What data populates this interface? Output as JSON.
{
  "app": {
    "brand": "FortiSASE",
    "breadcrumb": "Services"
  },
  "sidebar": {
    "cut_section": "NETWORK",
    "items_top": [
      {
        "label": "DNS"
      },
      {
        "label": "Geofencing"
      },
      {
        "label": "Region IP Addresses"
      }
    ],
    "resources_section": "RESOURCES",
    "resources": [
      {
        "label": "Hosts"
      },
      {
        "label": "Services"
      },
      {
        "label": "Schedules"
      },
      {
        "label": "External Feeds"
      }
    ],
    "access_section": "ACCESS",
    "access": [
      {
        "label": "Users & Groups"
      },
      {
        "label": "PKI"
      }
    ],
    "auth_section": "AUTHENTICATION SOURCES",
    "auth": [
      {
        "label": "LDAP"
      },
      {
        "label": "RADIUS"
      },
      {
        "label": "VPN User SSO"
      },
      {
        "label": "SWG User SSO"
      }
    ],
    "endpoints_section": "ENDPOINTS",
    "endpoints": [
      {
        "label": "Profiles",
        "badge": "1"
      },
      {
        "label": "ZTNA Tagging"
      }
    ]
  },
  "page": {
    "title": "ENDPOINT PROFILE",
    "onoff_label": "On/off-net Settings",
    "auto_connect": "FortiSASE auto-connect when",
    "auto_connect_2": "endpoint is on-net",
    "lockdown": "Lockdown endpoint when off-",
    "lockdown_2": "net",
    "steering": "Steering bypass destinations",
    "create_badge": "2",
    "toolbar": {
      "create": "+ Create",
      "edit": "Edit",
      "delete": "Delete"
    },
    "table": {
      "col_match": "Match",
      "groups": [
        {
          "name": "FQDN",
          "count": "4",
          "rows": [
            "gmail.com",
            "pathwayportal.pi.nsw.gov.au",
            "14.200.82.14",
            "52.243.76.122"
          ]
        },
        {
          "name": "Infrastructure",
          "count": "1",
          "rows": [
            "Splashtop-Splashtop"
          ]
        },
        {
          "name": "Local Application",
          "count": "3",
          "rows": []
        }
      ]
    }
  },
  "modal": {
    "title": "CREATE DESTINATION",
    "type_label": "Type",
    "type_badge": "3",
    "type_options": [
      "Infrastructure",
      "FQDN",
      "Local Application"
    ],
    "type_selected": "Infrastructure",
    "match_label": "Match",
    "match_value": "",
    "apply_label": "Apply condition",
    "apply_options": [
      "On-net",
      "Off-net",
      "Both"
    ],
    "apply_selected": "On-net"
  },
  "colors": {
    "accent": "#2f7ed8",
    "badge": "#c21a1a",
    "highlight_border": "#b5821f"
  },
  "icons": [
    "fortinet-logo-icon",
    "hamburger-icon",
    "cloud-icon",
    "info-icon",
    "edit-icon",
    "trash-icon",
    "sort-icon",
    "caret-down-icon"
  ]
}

:::

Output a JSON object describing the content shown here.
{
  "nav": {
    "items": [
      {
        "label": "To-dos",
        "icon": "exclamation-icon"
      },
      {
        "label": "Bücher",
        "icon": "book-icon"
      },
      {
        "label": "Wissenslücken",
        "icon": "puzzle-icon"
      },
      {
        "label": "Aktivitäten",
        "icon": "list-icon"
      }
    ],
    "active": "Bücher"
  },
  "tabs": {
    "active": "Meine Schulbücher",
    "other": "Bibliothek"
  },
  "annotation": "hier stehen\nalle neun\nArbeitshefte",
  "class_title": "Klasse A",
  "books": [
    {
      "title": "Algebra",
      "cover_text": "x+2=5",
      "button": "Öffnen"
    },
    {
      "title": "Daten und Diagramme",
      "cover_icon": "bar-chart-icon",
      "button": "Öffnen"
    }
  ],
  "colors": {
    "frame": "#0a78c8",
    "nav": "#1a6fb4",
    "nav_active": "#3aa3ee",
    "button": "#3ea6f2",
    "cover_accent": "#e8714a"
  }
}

:::

**DIRECTIONS:**
From the listing above, copy all lines holding the word "Infrastructure".

**RESPONSE:**
          "name": "Infrastructure",
      "Infrastructure",
    "type_selected": "Infrastructure",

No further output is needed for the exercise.